▶ [INSTRUCTION]: Edit the lines of the material starting with the line containing "qr-module <box>494 844 501 851</box>" and going on through the line containing "qr-module <box>383 904 390 911</box>", changing "qr-module" to "qr-dot" and leaving everything else as it is. Give back only those lines.

═══ DATA LINES ═══

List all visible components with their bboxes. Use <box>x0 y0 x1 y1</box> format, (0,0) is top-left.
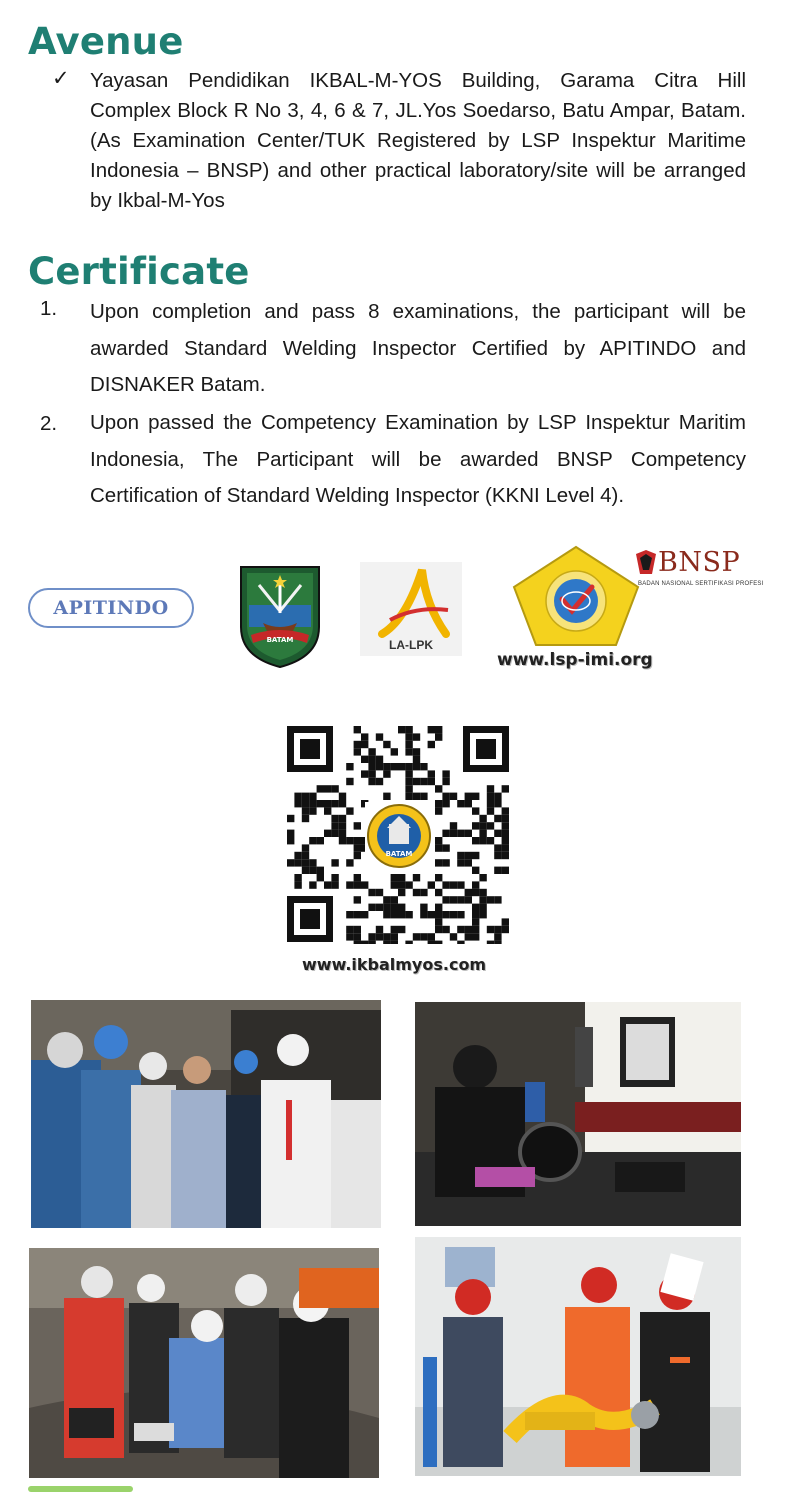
qr-module <box>494 844 501 851</box>
qr-module <box>479 822 486 829</box>
qr-module <box>317 837 324 844</box>
qr-module <box>324 881 331 888</box>
qr-module <box>309 867 316 874</box>
qr-module <box>465 852 472 859</box>
qr-module <box>376 933 383 940</box>
qr-module <box>331 815 338 822</box>
qr-module <box>472 904 479 911</box>
qr-module <box>428 741 435 748</box>
qr-module <box>302 815 309 822</box>
qr-module <box>502 837 509 844</box>
qr-module <box>457 830 464 837</box>
qr-module <box>457 852 464 859</box>
qr-module <box>398 911 405 918</box>
qr-module <box>494 815 501 822</box>
qr-module <box>479 896 486 903</box>
qr-module <box>383 904 390 911</box>
bnsp-logo-text: BNSP <box>658 547 741 578</box>
qr-module <box>502 852 509 859</box>
qr-module <box>376 904 383 911</box>
list-item-number: 2. <box>40 412 58 435</box>
qr-module <box>465 933 472 940</box>
qr-module <box>309 859 316 866</box>
qr-module <box>413 933 420 940</box>
qr-module <box>502 815 509 822</box>
qr-module <box>479 874 486 881</box>
qr-module <box>354 926 361 933</box>
qr-module <box>309 793 316 800</box>
qr-module <box>472 881 479 888</box>
list-item-text: Upon passed the Competency Examination by LSP Inspektur Maritim Indonesia, The Participant will be awarded BNSP Competency Certification of Standard Welding Inspector (KKNI Level 4). <box>90 411 746 507</box>
qr-module <box>420 933 427 940</box>
qr-module <box>435 859 442 866</box>
qr-module <box>465 926 472 933</box>
qr-module <box>457 911 464 918</box>
qr-module <box>472 852 479 859</box>
qr-module <box>435 800 442 807</box>
qr-module <box>391 926 398 933</box>
qr-module <box>413 763 420 770</box>
qr-module <box>428 778 435 785</box>
qr-module <box>294 881 301 888</box>
qr-module <box>368 756 375 763</box>
qr-module <box>472 889 479 896</box>
qr-module <box>339 837 346 844</box>
qr-module <box>398 763 405 770</box>
qr-module <box>391 933 398 940</box>
qr-module <box>302 844 309 851</box>
qr-module <box>391 874 398 881</box>
qr-module <box>294 859 301 866</box>
qr-module <box>346 926 353 933</box>
qr-module <box>502 867 509 874</box>
qr-module <box>309 881 316 888</box>
qr-module <box>435 807 442 814</box>
qr-module <box>324 800 331 807</box>
qr-module <box>368 889 375 896</box>
qr-module <box>391 763 398 770</box>
qr-badge-label: BATAM <box>385 850 413 858</box>
qr-module <box>287 859 294 866</box>
qr-module <box>361 756 368 763</box>
qr-module <box>376 889 383 896</box>
qr-module <box>376 763 383 770</box>
qr-module <box>354 822 361 829</box>
qr-module <box>294 852 301 859</box>
qr-module <box>398 926 405 933</box>
qr-module <box>457 896 464 903</box>
qr-module <box>502 830 509 837</box>
qr-module <box>465 793 472 800</box>
qr-module <box>487 822 494 829</box>
qr-module <box>346 778 353 785</box>
qr-module <box>420 911 427 918</box>
qr-module <box>479 815 486 822</box>
qr-module <box>442 793 449 800</box>
qr-module <box>346 763 353 770</box>
qr-module <box>487 793 494 800</box>
qr-module <box>361 881 368 888</box>
qr-module <box>435 844 442 851</box>
qr-module <box>354 911 361 918</box>
qr-module <box>309 837 316 844</box>
qr-module <box>391 748 398 755</box>
qr-module <box>376 756 383 763</box>
qr-module <box>442 859 449 866</box>
qr-module <box>354 933 361 940</box>
qr-module <box>346 837 353 844</box>
qr-module <box>472 918 479 925</box>
qr-module <box>472 793 479 800</box>
qr-module <box>368 763 375 770</box>
qr-module <box>442 778 449 785</box>
qr-module <box>494 800 501 807</box>
qr-module <box>494 830 501 837</box>
qr-module <box>331 859 338 866</box>
qr-module <box>368 941 375 944</box>
avenue-heading: Avenue <box>28 20 184 63</box>
qr-module <box>339 793 346 800</box>
qr-module <box>376 778 383 785</box>
qr-module <box>361 770 368 777</box>
qr-module <box>479 837 486 844</box>
batam-emblem-logo <box>237 565 323 669</box>
qr-module <box>457 941 464 944</box>
qr-module <box>331 800 338 807</box>
qr-module <box>354 741 361 748</box>
qr-module <box>405 763 412 770</box>
qr-module <box>354 844 361 851</box>
photo-welding-lab <box>415 1002 741 1226</box>
qr-module <box>487 807 494 814</box>
qr-module <box>435 911 442 918</box>
qr-module <box>502 926 509 933</box>
qr-module <box>346 933 353 940</box>
qr-module <box>420 904 427 911</box>
qr-module <box>435 785 442 792</box>
qr-module <box>494 933 501 940</box>
qr-module <box>398 904 405 911</box>
qr-module <box>309 807 316 814</box>
qr-module <box>391 896 398 903</box>
qr-module <box>487 800 494 807</box>
apitindo-logo: APITINDO <box>28 588 194 628</box>
qr-module <box>435 733 442 740</box>
lsp-url[interactable]: www.lsp-imi.org <box>497 650 653 670</box>
qr-module <box>294 793 301 800</box>
qr-module <box>494 867 501 874</box>
qr-module <box>502 844 509 851</box>
qr-module <box>472 822 479 829</box>
qr-module <box>457 881 464 888</box>
qr-module <box>420 778 427 785</box>
qr-module <box>450 933 457 940</box>
qr-module <box>346 807 353 814</box>
qr-module <box>442 800 449 807</box>
qr-module <box>465 830 472 837</box>
qr-module <box>317 874 324 881</box>
qr-module <box>405 770 412 777</box>
qr-module <box>442 926 449 933</box>
qr-module <box>428 726 435 733</box>
qr-module <box>324 830 331 837</box>
qr-module <box>405 941 412 944</box>
lsp-imi-logo <box>512 545 640 647</box>
qr-module <box>339 815 346 822</box>
qr-module <box>442 844 449 851</box>
la-lpk-logo <box>360 562 462 656</box>
qr-module <box>487 926 494 933</box>
qr-module <box>405 911 412 918</box>
qr-module <box>368 748 375 755</box>
qr-module <box>494 941 501 944</box>
qr-module <box>391 904 398 911</box>
bnsp-emblem-icon <box>634 548 658 576</box>
qr-module <box>450 793 457 800</box>
certificate-heading: Certificate <box>28 250 250 293</box>
qr-module <box>383 933 390 940</box>
qr-module <box>339 822 346 829</box>
qr-module <box>331 822 338 829</box>
qr-module <box>405 741 412 748</box>
qr-module <box>413 756 420 763</box>
list-item-text: Upon completion and pass 8 examinations, the participant will be awarded Standard Welding Inspector Certified by APITINDO and DISNAKER Batam. <box>90 300 746 396</box>
photo-inspection-practice <box>29 1248 379 1478</box>
qr-module <box>368 933 375 940</box>
qr-module <box>465 889 472 896</box>
qr-module <box>354 896 361 903</box>
qr-module <box>435 941 442 944</box>
qr-module <box>376 733 383 740</box>
qr-module <box>487 837 494 844</box>
qr-module <box>479 911 486 918</box>
qr-module <box>405 733 412 740</box>
qr-module <box>331 881 338 888</box>
qr-module <box>494 896 501 903</box>
qr-module <box>405 778 412 785</box>
qr-module <box>383 911 390 918</box>
qr-module <box>391 941 398 944</box>
qr-module <box>465 800 472 807</box>
qr-module <box>494 793 501 800</box>
qr-module <box>450 911 457 918</box>
qr-module <box>494 852 501 859</box>
qr-module <box>442 830 449 837</box>
qr-module <box>339 830 346 837</box>
photo-workshop-group <box>31 1000 381 1228</box>
qr-module <box>405 748 412 755</box>
qr-module <box>450 830 457 837</box>
list-item-number: 1. <box>40 297 58 320</box>
qr-module <box>435 918 442 925</box>
qr-module <box>472 867 479 874</box>
qr-module <box>339 800 346 807</box>
qr-module <box>324 785 331 792</box>
qr-module <box>398 881 405 888</box>
qr-module <box>435 726 442 733</box>
qr-module <box>487 785 494 792</box>
qr-module <box>472 807 479 814</box>
qr-module <box>502 785 509 792</box>
qr-module <box>472 926 479 933</box>
qr-module <box>354 852 361 859</box>
qr-module <box>287 837 294 844</box>
accent-bar <box>28 1486 133 1492</box>
qr-module <box>317 867 324 874</box>
qr-module <box>428 941 435 944</box>
qr-module <box>354 941 361 944</box>
qr-module <box>287 830 294 837</box>
qr-module <box>302 807 309 814</box>
qr-module <box>435 837 442 844</box>
qr-module <box>354 874 361 881</box>
qr-module <box>331 785 338 792</box>
qr-module <box>361 941 368 944</box>
qr-module <box>383 770 390 777</box>
qr-module <box>479 830 486 837</box>
qr-module <box>361 733 368 740</box>
qr-module <box>294 800 301 807</box>
la-lpk-label: LA-LPK <box>389 638 433 652</box>
qr-module <box>413 748 420 755</box>
qr-module <box>383 941 390 944</box>
qr-module <box>354 748 361 755</box>
qr-module <box>472 933 479 940</box>
qr-module <box>457 926 464 933</box>
qr-module <box>450 881 457 888</box>
qr-module <box>479 889 486 896</box>
qr-module <box>398 889 405 896</box>
qr-module <box>391 911 398 918</box>
qr-module <box>302 793 309 800</box>
qr-module <box>405 793 412 800</box>
photo-pipe-inspection <box>415 1237 741 1476</box>
qr-module <box>398 874 405 881</box>
qr-module <box>479 904 486 911</box>
qr-module <box>502 918 509 925</box>
qr-module <box>413 874 420 881</box>
qr-module <box>465 859 472 866</box>
qr-module <box>457 859 464 866</box>
qr-module <box>383 793 390 800</box>
bnsp-subtitle: BADAN NASIONAL SERTIFIKASI PROFESI <box>638 581 764 587</box>
qr-module <box>450 822 457 829</box>
qr-module <box>346 859 353 866</box>
qr-module <box>457 800 464 807</box>
qr-module <box>487 941 494 944</box>
qr-module <box>302 800 309 807</box>
qr-module <box>368 778 375 785</box>
qr-module <box>391 881 398 888</box>
qr-module <box>428 933 435 940</box>
qr-module <box>302 867 309 874</box>
qr-module <box>494 926 501 933</box>
qr-module <box>376 926 383 933</box>
qr-module <box>405 785 412 792</box>
qr-module <box>309 800 316 807</box>
ikbalmyos-url[interactable]: www.ikbalmyos.com <box>302 955 487 974</box>
qr-module <box>435 874 442 881</box>
qr-module <box>442 911 449 918</box>
qr-module <box>294 874 301 881</box>
qr-module <box>428 881 435 888</box>
batam-label: BATAM <box>266 636 294 644</box>
qr-module <box>302 852 309 859</box>
qr-module <box>354 726 361 733</box>
qr-module <box>405 881 412 888</box>
qr-module <box>442 770 449 777</box>
qr-module <box>487 896 494 903</box>
qr-module <box>428 911 435 918</box>
qr-module <box>398 726 405 733</box>
qr-module <box>346 911 353 918</box>
qr-module <box>413 793 420 800</box>
qr-module <box>435 889 442 896</box>
qr-module <box>317 785 324 792</box>
qr-module <box>502 807 509 814</box>
qr-module <box>405 726 412 733</box>
qr-module <box>472 837 479 844</box>
qr-module <box>317 800 324 807</box>
qr-module <box>413 778 420 785</box>
qr-module <box>383 896 390 903</box>
qr-module <box>502 822 509 829</box>
qr-module <box>346 881 353 888</box>
qr-module <box>413 733 420 740</box>
qr-module <box>287 815 294 822</box>
avenue-text: Yayasan Pendidikan IKBAL-M-YOS Building, Garama Citra Hill Complex Block R No 3, 4, 6 & 7, JL.Yos Soedarso, Batu Ampar, Batam. (As Examination Center/TUK Registered by LSP Inspektur Maritime Indonesia – BNSP) and other practical laboratory/site will be arranged by Ikbal-M-Yos <box>90 69 746 212</box>
qr-module <box>450 896 457 903</box>
checkmark-icon: ✓ <box>52 66 70 90</box>
qr-module <box>435 904 442 911</box>
qr-module <box>420 763 427 770</box>
qr-module <box>442 881 449 888</box>
qr-module <box>354 837 361 844</box>
qr-module <box>302 859 309 866</box>
qr-code[interactable] <box>285 724 511 944</box>
qr-module <box>368 770 375 777</box>
qr-module <box>442 896 449 903</box>
qr-module <box>383 741 390 748</box>
qr-module <box>368 904 375 911</box>
qr-module <box>383 763 390 770</box>
qr-module <box>331 830 338 837</box>
qr-module <box>465 896 472 903</box>
qr-module <box>435 926 442 933</box>
qr-module <box>354 881 361 888</box>
qr-module <box>361 911 368 918</box>
qr-module <box>413 889 420 896</box>
qr-module <box>420 889 427 896</box>
qr-module <box>324 807 331 814</box>
qr-module <box>361 741 368 748</box>
qr-module <box>472 911 479 918</box>
qr-module <box>331 874 338 881</box>
qr-module <box>420 793 427 800</box>
qr-module <box>428 770 435 777</box>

═══

▶ [TASK RESULT]:
qr-dot <box>494 844 501 851</box>
qr-dot <box>479 822 486 829</box>
qr-dot <box>317 837 324 844</box>
qr-dot <box>324 881 331 888</box>
qr-dot <box>309 867 316 874</box>
qr-dot <box>465 852 472 859</box>
qr-dot <box>376 933 383 940</box>
qr-dot <box>331 815 338 822</box>
qr-dot <box>472 904 479 911</box>
qr-dot <box>428 741 435 748</box>
qr-dot <box>302 815 309 822</box>
qr-dot <box>502 837 509 844</box>
qr-dot <box>457 830 464 837</box>
qr-dot <box>457 852 464 859</box>
qr-dot <box>398 911 405 918</box>
qr-dot <box>494 815 501 822</box>
qr-dot <box>479 896 486 903</box>
qr-dot <box>383 904 390 911</box>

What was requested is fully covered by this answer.